[Stored items]
━━━━━━

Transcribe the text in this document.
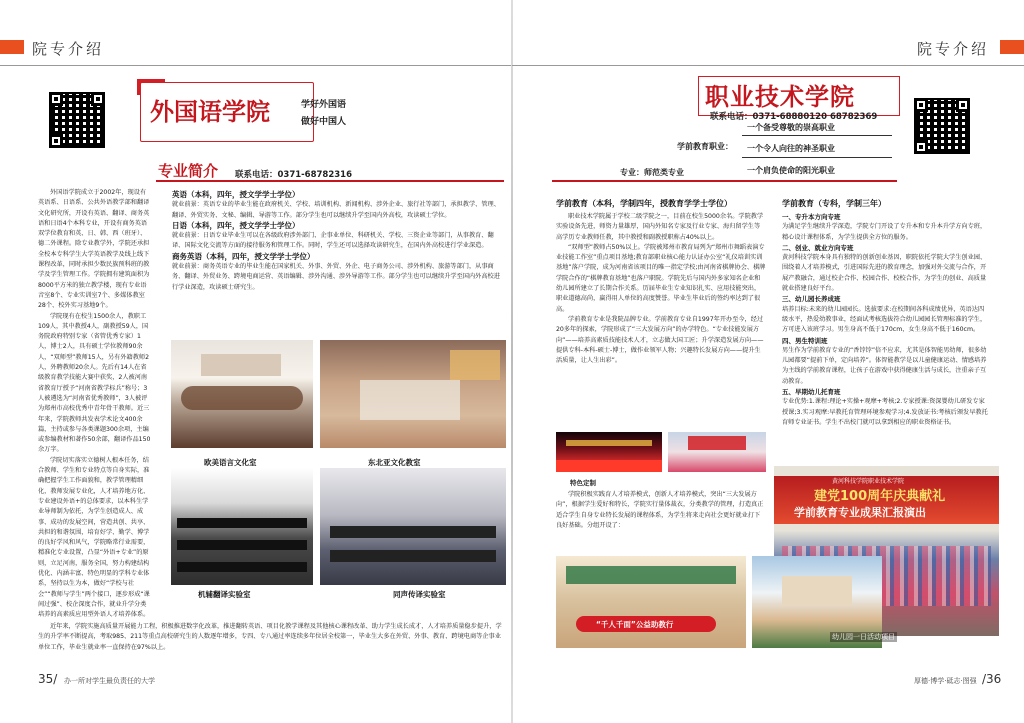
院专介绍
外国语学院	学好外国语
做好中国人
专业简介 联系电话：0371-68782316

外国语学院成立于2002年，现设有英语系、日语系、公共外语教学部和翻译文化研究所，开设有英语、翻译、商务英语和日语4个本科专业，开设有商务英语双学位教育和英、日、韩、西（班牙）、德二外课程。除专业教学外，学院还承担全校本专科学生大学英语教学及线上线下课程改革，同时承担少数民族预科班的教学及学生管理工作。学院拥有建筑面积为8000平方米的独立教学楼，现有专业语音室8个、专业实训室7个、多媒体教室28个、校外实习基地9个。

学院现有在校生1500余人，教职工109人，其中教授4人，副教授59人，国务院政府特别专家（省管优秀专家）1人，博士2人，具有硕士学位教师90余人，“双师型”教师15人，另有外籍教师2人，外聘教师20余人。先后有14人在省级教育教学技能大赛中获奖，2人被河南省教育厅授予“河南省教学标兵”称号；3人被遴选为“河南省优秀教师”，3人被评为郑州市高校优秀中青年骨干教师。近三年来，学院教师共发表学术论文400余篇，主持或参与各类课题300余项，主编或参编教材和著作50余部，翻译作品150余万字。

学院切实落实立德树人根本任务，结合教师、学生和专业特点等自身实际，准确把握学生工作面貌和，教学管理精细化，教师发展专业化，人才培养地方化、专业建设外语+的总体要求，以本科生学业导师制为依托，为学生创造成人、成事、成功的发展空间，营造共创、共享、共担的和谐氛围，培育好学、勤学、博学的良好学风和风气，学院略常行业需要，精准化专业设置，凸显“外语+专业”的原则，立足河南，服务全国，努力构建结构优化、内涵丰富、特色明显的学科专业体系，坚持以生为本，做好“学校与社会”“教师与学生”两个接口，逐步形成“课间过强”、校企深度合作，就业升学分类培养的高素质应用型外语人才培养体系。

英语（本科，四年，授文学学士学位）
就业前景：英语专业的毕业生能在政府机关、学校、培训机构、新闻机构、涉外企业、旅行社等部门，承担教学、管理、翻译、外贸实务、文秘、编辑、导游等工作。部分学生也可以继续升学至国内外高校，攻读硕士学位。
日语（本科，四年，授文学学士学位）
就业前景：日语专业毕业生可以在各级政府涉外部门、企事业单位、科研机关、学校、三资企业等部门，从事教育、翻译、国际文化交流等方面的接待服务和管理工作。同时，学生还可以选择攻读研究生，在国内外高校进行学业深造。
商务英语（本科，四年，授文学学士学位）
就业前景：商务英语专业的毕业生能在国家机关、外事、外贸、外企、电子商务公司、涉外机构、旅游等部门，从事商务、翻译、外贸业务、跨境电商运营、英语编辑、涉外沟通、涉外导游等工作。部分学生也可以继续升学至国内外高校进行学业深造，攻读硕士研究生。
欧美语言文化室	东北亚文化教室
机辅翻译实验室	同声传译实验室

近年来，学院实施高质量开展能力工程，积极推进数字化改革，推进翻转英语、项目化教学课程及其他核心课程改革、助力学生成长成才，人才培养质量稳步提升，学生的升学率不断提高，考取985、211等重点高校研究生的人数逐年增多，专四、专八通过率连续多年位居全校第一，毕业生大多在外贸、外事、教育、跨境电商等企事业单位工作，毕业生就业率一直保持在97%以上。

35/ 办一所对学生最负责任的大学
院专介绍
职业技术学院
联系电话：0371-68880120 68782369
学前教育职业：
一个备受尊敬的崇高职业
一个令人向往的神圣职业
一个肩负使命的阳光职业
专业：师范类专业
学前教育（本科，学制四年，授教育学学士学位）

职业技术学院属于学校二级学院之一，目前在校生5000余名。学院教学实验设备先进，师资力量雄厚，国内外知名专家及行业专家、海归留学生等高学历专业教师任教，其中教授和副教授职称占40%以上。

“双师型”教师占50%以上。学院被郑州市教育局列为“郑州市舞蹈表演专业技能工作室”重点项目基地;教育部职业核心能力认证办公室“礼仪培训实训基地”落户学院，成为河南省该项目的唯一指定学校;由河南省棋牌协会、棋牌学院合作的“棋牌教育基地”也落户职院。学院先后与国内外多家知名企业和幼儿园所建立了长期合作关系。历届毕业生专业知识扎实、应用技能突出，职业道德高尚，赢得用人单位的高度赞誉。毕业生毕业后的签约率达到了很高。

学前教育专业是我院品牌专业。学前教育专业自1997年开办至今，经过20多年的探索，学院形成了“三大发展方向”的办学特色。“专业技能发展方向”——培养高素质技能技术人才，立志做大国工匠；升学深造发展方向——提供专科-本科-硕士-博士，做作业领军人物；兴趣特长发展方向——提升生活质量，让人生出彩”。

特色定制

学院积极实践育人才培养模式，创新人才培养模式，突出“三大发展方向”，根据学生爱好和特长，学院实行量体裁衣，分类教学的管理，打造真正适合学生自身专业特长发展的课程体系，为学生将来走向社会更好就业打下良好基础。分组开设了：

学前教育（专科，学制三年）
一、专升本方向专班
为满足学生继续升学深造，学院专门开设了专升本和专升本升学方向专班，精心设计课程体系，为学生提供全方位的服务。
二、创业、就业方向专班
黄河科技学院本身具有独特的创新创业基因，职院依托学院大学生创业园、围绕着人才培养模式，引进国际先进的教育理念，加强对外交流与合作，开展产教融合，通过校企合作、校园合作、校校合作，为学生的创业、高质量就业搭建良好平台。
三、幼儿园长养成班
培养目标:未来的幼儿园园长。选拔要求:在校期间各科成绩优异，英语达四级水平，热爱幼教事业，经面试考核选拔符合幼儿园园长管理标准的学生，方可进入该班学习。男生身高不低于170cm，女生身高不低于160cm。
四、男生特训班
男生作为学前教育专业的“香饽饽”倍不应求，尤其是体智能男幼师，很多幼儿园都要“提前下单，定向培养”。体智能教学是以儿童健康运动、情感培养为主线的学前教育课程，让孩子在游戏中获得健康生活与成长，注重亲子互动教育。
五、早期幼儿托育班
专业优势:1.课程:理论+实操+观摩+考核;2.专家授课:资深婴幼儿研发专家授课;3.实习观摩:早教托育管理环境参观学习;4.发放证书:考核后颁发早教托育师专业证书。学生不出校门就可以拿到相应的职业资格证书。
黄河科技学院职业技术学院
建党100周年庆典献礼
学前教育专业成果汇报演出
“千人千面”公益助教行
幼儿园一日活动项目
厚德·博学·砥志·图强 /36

━━━━━━

** SET EXERCISE **
Repeat the records above exactly, leaving out the pictures.

** CORRECT ANSWER **
Transcribe the text in this document.
院专介绍
外国语学院	学好外国语
做好中国人
专业简介 联系电话：0371-68782316

外国语学院成立于2002年，现设有英语系、日语系、公共外语教学部和翻译文化研究所，开设有英语、翻译、商务英语和日语4个本科专业，开设有商务英语双学位教育和英、日、韩、西（班牙）、德二外课程。除专业教学外，学院还承担全校本专科学生大学英语教学及线上线下课程改革，同时承担少数民族预科班的教学及学生管理工作。学院拥有建筑面积为8000平方米的独立教学楼，现有专业语音室8个、专业实训室7个、多媒体教室28个、校外实习基地9个。

学院现有在校生1500余人，教职工109人，其中教授4人，副教授59人，国务院政府特别专家（省管优秀专家）1人，博士2人，具有硕士学位教师90余人，“双师型”教师15人，另有外籍教师2人，外聘教师20余人。先后有14人在省级教育教学技能大赛中获奖，2人被河南省教育厅授予“河南省教学标兵”称号；3人被遴选为“河南省优秀教师”，3人被评为郑州市高校优秀中青年骨干教师。近三年来，学院教师共发表学术论文400余篇，主持或参与各类课题300余项，主编或参编教材和著作50余部，翻译作品150余万字。

学院切实落实立德树人根本任务，结合教师、学生和专业特点等自身实际，准确把握学生工作面貌和，教学管理精细化，教师发展专业化，人才培养地方化、专业建设外语+的总体要求，以本科生学业导师制为依托，为学生创造成人、成事、成功的发展空间，营造共创、共享、共担的和谐氛围，培育好学、勤学、博学的良好学风和风气，学院略常行业需要，精准化专业设置，凸显“外语+专业”的原则，立足河南，服务全国，努力构建结构优化、内涵丰富、特色明显的学科专业体系，坚持以生为本，做好“学校与社会”“教师与学生”两个接口，逐步形成“课间过强”、校企深度合作，就业升学分类培养的高素质应用型外语人才培养体系。

英语（本科，四年，授文学学士学位）
就业前景：英语专业的毕业生能在政府机关、学校、培训机构、新闻机构、涉外企业、旅行社等部门，承担教学、管理、翻译、外贸实务、文秘、编辑、导游等工作。部分学生也可以继续升学至国内外高校，攻读硕士学位。
日语（本科，四年，授文学学士学位）
就业前景：日语专业毕业生可以在各级政府涉外部门、企事业单位、科研机关、学校、三资企业等部门，从事教育、翻译、国际文化交流等方面的接待服务和管理工作。同时，学生还可以选择攻读研究生，在国内外高校进行学业深造。
商务英语（本科，四年，授文学学士学位）
就业前景：商务英语专业的毕业生能在国家机关、外事、外贸、外企、电子商务公司、涉外机构、旅游等部门，从事商务、翻译、外贸业务、跨境电商运营、英语编辑、涉外沟通、涉外导游等工作。部分学生也可以继续升学至国内外高校进行学业深造，攻读硕士研究生。
欧美语言文化室	东北亚文化教室
机辅翻译实验室	同声传译实验室

近年来，学院实施高质量开展能力工程，积极推进数字化改革，推进翻转英语、项目化教学课程及其他核心课程改革、助力学生成长成才，人才培养质量稳步提升，学生的升学率不断提高，考取985、211等重点高校研究生的人数逐年增多，专四、专八通过率连续多年位居全校第一，毕业生大多在外贸、外事、教育、跨境电商等企事业单位工作，毕业生就业率一直保持在97%以上。

35/ 办一所对学生最负责任的大学
院专介绍
职业技术学院
联系电话：0371-68880120 68782369
学前教育职业：
一个备受尊敬的崇高职业
一个令人向往的神圣职业
一个肩负使命的阳光职业
专业：师范类专业
学前教育（本科，学制四年，授教育学学士学位）

职业技术学院属于学校二级学院之一，目前在校生5000余名。学院教学实验设备先进，师资力量雄厚，国内外知名专家及行业专家、海归留学生等高学历专业教师任教，其中教授和副教授职称占40%以上。

“双师型”教师占50%以上。学院被郑州市教育局列为“郑州市舞蹈表演专业技能工作室”重点项目基地;教育部职业核心能力认证办公室“礼仪培训实训基地”落户学院，成为河南省该项目的唯一指定学校;由河南省棋牌协会、棋牌学院合作的“棋牌教育基地”也落户职院。学院先后与国内外多家知名企业和幼儿园所建立了长期合作关系。历届毕业生专业知识扎实、应用技能突出，职业道德高尚，赢得用人单位的高度赞誉。毕业生毕业后的签约率达到了很高。

学前教育专业是我院品牌专业。学前教育专业自1997年开办至今，经过20多年的探索，学院形成了“三大发展方向”的办学特色。“专业技能发展方向”——培养高素质技能技术人才，立志做大国工匠；升学深造发展方向——提供专科-本科-硕士-博士，做作业领军人物；兴趣特长发展方向——提升生活质量，让人生出彩”。

特色定制

学院积极实践育人才培养模式，创新人才培养模式，突出“三大发展方向”，根据学生爱好和特长，学院实行量体裁衣，分类教学的管理，打造真正适合学生自身专业特长发展的课程体系，为学生将来走向社会更好就业打下良好基础。分组开设了：

学前教育（专科，学制三年）
一、专升本方向专班
为满足学生继续升学深造，学院专门开设了专升本和专升本升学方向专班，精心设计课程体系，为学生提供全方位的服务。
二、创业、就业方向专班
黄河科技学院本身具有独特的创新创业基因，职院依托学院大学生创业园、围绕着人才培养模式，引进国际先进的教育理念，加强对外交流与合作，开展产教融合，通过校企合作、校园合作、校校合作，为学生的创业、高质量就业搭建良好平台。
三、幼儿园长养成班
培养目标:未来的幼儿园园长。选拔要求:在校期间各科成绩优异，英语达四级水平，热爱幼教事业，经面试考核选拔符合幼儿园园长管理标准的学生，方可进入该班学习。男生身高不低于170cm，女生身高不低于160cm。
四、男生特训班
男生作为学前教育专业的“香饽饽”倍不应求，尤其是体智能男幼师，很多幼儿园都要“提前下单，定向培养”。体智能教学是以儿童健康运动、情感培养为主线的学前教育课程，让孩子在游戏中获得健康生活与成长，注重亲子互动教育。
五、早期幼儿托育班
专业优势:1.课程:理论+实操+观摩+考核;2.专家授课:资深婴幼儿研发专家授课;3.实习观摩:早教托育管理环境参观学习;4.发放证书:考核后颁发早教托育师专业证书。学生不出校门就可以拿到相应的职业资格证书。
黄河科技学院职业技术学院
建党100周年庆典献礼
学前教育专业成果汇报演出
“千人千面”公益助教行
幼儿园一日活动项目
厚德·博学·砥志·图强 /36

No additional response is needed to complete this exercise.